▶ _TEXT PROVIDED_
::::::::::

- Venue: Beijing National Stadium
- Dates: 13 September
- Competitors: 10 from 9 nations
- Winning distance: 16.60

Medalists
- 1st place, gold medalist(s):  / Xia Dong / China
- 2nd place, silver medalist(s):  / Tomasz Blatkiewicz / Poland
- 3rd place, bronze medalist(s):  / Thomas Loosch / Germany

= Athletics at the 2008 Summer Paralympics – Men's shot put F37–38 =

The men's shot put F37/38 event at the 2008 Summer Paralympics took place at the Beijing National Stadium at 18:20 on 13 September. There was a single round of competition; after the first three throws, only the top eight had 3 further throws.
The competition was won by Xia Dong, representing .

==Results==

| Rank | Athlete | Nationality | Cl. | 1 | 2 | 3 | 4 | 5 | 6 | Best | Pts. | Notes |
|---|---|---|---|---|---|---|---|---|---|---|---|---|
| 1st place, gold medalist(s) | Xia Dong | China | F37 | 16.60 | 13.77 | - | 15.25 | 14.86 | 15.05 | 16.60 | 1104 | WR |
| 2nd place, silver medalist(s) | Tomasz Blatkiewicz | Poland | F37 | 14.34 | 14.23 | 14.41 | 14.05 | 14.14 | 14.74 | 14.74 | 980 | SB |
| 3rd place, bronze medalist(s) | Thomas Loosch | Germany | F38 | 14.05 | x | 14.44 | x | 14.15 | 14.11 | 14.44 | 968 |  |
| 4 | Robert Chyra | Poland | F37 | 11.74 | 12.62 | 13.01 | 12.71 | x | x | 13.01 | 865 | SB |
| 5 | Martin Crutchley | Great Britain | F38 | 11.41 | 12.20 | 12.49 | 11.99 | 12.68 | 12.72 | 12.72 | 853 |  |
| 6 | Ahmed Meshaima | Bahrain | F37 | 12.40 | 12.80 | 12.73 | x | 12.62 | 12.58 | 12.80 | 851 |  |
| 7 | Mykola Zhabnyak | Ukraine | F37 | 12.65 | 12.39 | 12.63 | 12.14 | 12.68 | 12.73 | 12.73 | 846 |  |
| 8 | Hamdi Warfili | Tunisia | F38 | 12.06 | 12.44 | x | 11.83 | 12.56 | 12.42 | 12.56 | 842 | SB |
| 9 | Dušan Grézl | Czech Republic | F38 | x | 12.09 | 11.95 | - | - | - | 12.09 | 810 |  |
| 10 | Alexey Lesnykh | Russia | F37 | x | 10.96 | 11.99 | - | - | - | 11.99 | 797 |  |

WR = World Record. SB = Seasonal Best.

::::::::::

▶ _INSTRUCTIONS_
A. Render this sentence from the text on the men's shot put F37/38 event in Spanish: "There was a single round of competition; after the first three throws, only the top eight had 3 further throws."
B. From the text on the men's shot put F37/38 event, reproduce the passage starting with "- Venue: Beijing" and going on through "Dong, representing .", swapping "Beijing National Stadium" for "main stadium".

::::::::::

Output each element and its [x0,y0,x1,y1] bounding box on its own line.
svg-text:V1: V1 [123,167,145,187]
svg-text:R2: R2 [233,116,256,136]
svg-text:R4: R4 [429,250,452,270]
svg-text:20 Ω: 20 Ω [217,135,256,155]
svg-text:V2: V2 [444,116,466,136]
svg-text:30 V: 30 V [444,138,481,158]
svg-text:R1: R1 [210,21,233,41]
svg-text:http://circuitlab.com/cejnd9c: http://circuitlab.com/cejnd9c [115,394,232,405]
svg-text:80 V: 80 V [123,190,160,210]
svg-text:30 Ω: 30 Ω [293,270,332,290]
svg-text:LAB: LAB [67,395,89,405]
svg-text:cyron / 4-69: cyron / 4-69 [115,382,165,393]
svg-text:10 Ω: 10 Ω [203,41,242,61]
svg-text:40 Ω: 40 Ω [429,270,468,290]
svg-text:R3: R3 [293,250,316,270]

::::::::::

▶ _ANSWERS GIVEN_
A. Hubo una sola ronda de competición; después de los tres primeros lanzamientos, solo los ocho mejores realizaron 3 lanzamientos más.

B.
- Venue: main stadium
- Dates: 13 September
- Competitors: 10 from 9 nations
- Winning distance: 16.60

Medalists
- 1st place, gold medalist(s):  / Xia Dong / China
- 2nd place, silver medalist(s):  / Tomasz Blatkiewicz / Poland
- 3rd place, bronze medalist(s):  / Thomas Loosch / Germany

= Athletics at the 2008 Summer Paralympics – Men's shot put F37–38 =

The men's shot put F37/38 event at the 2008 Summer Paralympics took place at the main stadium at 18:20 on 13 September. There was a single round of competition; after the first three throws, only the top eight had 3 further throws.
The competition was won by Xia Dong, representing .